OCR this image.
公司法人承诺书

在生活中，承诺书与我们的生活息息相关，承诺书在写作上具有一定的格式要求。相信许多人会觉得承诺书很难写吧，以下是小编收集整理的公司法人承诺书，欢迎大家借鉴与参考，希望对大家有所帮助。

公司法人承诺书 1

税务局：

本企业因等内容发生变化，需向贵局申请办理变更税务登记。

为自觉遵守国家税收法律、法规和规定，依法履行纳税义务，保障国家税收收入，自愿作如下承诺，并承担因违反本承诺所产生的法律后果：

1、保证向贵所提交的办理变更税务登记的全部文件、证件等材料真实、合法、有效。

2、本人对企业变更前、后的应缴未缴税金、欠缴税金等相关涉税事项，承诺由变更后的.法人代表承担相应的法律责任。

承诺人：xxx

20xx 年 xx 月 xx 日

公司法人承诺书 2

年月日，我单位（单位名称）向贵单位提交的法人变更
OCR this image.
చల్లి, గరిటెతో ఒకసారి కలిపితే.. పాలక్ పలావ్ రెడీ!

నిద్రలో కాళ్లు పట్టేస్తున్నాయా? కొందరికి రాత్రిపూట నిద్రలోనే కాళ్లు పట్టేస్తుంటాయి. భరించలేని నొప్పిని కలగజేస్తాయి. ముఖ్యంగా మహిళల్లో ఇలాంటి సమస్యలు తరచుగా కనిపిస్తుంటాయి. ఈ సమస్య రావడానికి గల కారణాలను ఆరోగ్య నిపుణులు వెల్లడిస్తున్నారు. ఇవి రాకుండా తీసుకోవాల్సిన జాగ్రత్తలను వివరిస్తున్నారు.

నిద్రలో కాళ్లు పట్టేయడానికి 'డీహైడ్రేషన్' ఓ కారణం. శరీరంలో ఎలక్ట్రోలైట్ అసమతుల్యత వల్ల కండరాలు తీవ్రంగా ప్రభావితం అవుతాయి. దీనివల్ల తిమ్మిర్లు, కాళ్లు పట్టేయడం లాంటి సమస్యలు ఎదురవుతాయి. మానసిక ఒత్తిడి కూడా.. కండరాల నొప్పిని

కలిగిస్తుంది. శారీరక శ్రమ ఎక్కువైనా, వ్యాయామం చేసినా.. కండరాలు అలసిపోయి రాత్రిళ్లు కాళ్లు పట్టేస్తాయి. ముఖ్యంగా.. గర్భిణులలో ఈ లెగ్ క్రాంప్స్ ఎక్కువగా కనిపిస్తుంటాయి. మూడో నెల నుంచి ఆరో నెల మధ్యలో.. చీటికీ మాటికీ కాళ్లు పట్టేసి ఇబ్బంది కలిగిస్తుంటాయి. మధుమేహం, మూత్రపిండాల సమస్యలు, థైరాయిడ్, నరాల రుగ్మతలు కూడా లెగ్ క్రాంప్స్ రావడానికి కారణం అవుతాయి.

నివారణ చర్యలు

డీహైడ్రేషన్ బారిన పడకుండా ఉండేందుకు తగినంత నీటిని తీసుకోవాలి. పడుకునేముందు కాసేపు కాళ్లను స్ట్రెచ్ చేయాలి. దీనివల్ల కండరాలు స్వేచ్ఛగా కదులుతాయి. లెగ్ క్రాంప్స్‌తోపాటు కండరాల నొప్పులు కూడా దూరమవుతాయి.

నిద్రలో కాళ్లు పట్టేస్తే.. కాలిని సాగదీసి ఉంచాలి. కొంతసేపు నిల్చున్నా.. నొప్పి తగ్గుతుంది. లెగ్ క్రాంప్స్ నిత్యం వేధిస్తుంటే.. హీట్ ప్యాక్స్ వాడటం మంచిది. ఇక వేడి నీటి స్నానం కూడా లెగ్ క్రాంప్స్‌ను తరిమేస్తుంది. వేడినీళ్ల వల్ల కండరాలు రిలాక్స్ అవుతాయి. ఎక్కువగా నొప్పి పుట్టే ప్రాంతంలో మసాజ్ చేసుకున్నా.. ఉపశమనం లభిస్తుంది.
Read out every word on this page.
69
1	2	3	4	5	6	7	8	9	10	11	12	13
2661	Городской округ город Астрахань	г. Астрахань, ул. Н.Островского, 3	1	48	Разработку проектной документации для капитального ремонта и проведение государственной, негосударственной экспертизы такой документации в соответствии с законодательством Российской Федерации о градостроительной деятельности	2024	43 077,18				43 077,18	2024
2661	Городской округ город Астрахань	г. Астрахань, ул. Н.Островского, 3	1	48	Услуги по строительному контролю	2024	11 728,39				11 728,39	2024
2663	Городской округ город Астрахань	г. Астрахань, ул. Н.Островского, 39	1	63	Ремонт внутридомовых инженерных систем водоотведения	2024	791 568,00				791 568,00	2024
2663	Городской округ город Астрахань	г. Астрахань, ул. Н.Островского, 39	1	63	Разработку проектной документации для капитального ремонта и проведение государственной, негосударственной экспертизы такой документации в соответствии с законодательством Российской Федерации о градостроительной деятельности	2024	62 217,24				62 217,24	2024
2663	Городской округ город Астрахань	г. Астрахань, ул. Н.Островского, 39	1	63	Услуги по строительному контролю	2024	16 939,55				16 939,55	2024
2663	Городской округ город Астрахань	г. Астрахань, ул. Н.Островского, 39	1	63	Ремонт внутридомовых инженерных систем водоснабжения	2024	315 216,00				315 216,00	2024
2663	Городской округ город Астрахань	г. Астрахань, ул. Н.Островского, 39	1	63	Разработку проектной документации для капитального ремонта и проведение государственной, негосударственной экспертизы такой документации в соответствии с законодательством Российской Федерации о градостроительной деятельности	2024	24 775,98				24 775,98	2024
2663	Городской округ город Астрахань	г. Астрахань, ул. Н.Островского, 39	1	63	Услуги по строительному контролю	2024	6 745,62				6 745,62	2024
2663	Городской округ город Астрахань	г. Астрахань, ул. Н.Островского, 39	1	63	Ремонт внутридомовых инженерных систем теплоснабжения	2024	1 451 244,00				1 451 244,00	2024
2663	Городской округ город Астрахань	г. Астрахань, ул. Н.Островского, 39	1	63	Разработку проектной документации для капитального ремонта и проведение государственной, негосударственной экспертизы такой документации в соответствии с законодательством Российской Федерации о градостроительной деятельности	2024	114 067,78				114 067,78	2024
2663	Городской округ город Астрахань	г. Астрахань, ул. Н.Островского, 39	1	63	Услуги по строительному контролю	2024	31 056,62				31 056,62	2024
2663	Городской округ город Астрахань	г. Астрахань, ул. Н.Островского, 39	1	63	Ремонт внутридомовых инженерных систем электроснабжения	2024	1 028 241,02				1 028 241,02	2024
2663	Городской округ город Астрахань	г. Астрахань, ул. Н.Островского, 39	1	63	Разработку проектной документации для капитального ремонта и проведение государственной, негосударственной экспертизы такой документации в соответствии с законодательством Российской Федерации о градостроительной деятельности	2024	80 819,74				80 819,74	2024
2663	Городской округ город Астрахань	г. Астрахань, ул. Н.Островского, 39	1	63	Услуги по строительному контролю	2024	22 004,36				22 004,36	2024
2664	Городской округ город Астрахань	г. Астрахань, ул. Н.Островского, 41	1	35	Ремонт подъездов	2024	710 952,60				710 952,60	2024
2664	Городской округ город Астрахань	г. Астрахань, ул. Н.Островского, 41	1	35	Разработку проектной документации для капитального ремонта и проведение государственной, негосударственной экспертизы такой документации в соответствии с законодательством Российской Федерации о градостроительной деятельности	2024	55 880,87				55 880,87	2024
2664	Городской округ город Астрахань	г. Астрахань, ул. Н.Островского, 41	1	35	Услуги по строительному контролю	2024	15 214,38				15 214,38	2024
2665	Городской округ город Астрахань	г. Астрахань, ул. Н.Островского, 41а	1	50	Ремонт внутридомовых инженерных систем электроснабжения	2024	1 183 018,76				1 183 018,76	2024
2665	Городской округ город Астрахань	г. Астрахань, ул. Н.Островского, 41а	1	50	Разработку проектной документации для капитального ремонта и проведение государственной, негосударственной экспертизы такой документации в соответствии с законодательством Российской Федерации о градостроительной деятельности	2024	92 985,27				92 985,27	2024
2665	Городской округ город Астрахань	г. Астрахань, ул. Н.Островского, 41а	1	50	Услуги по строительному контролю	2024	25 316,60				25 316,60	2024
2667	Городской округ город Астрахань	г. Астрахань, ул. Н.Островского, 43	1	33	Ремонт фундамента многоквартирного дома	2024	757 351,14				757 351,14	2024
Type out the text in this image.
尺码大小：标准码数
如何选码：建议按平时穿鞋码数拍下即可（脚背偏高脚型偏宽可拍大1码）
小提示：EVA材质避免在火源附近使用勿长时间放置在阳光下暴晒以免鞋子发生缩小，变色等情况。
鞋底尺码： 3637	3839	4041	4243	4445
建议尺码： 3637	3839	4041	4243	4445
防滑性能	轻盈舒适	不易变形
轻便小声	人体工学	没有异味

# GIVEN REQUEST
Give only the number of lines above that hold the string "электроснабжения".

# REPLY
2